Saved entries:
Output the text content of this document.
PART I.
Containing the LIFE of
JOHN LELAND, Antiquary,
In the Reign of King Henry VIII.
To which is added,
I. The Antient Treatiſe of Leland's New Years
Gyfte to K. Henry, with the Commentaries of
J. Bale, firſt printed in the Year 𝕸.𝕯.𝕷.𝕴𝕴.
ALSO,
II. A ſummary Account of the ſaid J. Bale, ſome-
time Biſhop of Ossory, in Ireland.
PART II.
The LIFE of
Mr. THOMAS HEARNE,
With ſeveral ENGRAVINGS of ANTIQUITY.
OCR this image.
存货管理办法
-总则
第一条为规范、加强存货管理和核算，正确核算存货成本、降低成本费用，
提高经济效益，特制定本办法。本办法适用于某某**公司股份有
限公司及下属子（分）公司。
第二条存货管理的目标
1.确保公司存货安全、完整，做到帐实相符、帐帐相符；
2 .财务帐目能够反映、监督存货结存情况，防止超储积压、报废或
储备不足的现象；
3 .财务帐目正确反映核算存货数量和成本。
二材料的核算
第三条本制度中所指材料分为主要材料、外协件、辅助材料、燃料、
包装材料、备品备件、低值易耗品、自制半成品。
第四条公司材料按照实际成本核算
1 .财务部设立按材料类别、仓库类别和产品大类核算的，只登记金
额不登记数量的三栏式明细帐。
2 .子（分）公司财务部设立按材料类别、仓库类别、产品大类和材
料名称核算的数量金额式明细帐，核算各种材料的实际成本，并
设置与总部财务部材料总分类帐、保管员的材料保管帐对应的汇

◆ GIVEN PROBLEM ◆
Print all of the entries exactly as they appear.

◆ CORRECT OUTPUT ◆
Output the text content of this document.
PART I.
Containing the LIFE of
JOHN LELAND, Antiquary,
In the Reign of King Henry VIII.
To which is added,
I. The Antient Treatiſe of Leland's New Years
Gyfte to K. Henry, with the Commentaries of
J. Bale, firſt printed in the Year 𝕸.𝕯.𝕷.𝕴𝕴.
ALSO,
II. A ſummary Account of the ſaid J. Bale, ſome-
time Biſhop of Ossory, in Ireland.
PART II.
The LIFE of
Mr. THOMAS HEARNE,
With ſeveral ENGRAVINGS of ANTIQUITY.
OCR this image.
存货管理办法
-总则
第一条为规范、加强存货管理和核算，正确核算存货成本、降低成本费用，
提高经济效益，特制定本办法。本办法适用于某某**公司股份有
限公司及下属子（分）公司。
第二条存货管理的目标
1.确保公司存货安全、完整，做到帐实相符、帐帐相符；
2 .财务帐目能够反映、监督存货结存情况，防止超储积压、报废或
储备不足的现象；
3 .财务帐目正确反映核算存货数量和成本。
二材料的核算
第三条本制度中所指材料分为主要材料、外协件、辅助材料、燃料、
包装材料、备品备件、低值易耗品、自制半成品。
第四条公司材料按照实际成本核算
1 .财务部设立按材料类别、仓库类别和产品大类核算的，只登记金
额不登记数量的三栏式明细帐。
2 .子（分）公司财务部设立按材料类别、仓库类别、产品大类和材
料名称核算的数量金额式明细帐，核算各种材料的实际成本，并
设置与总部财务部材料总分类帐、保管员的材料保管帐对应的汇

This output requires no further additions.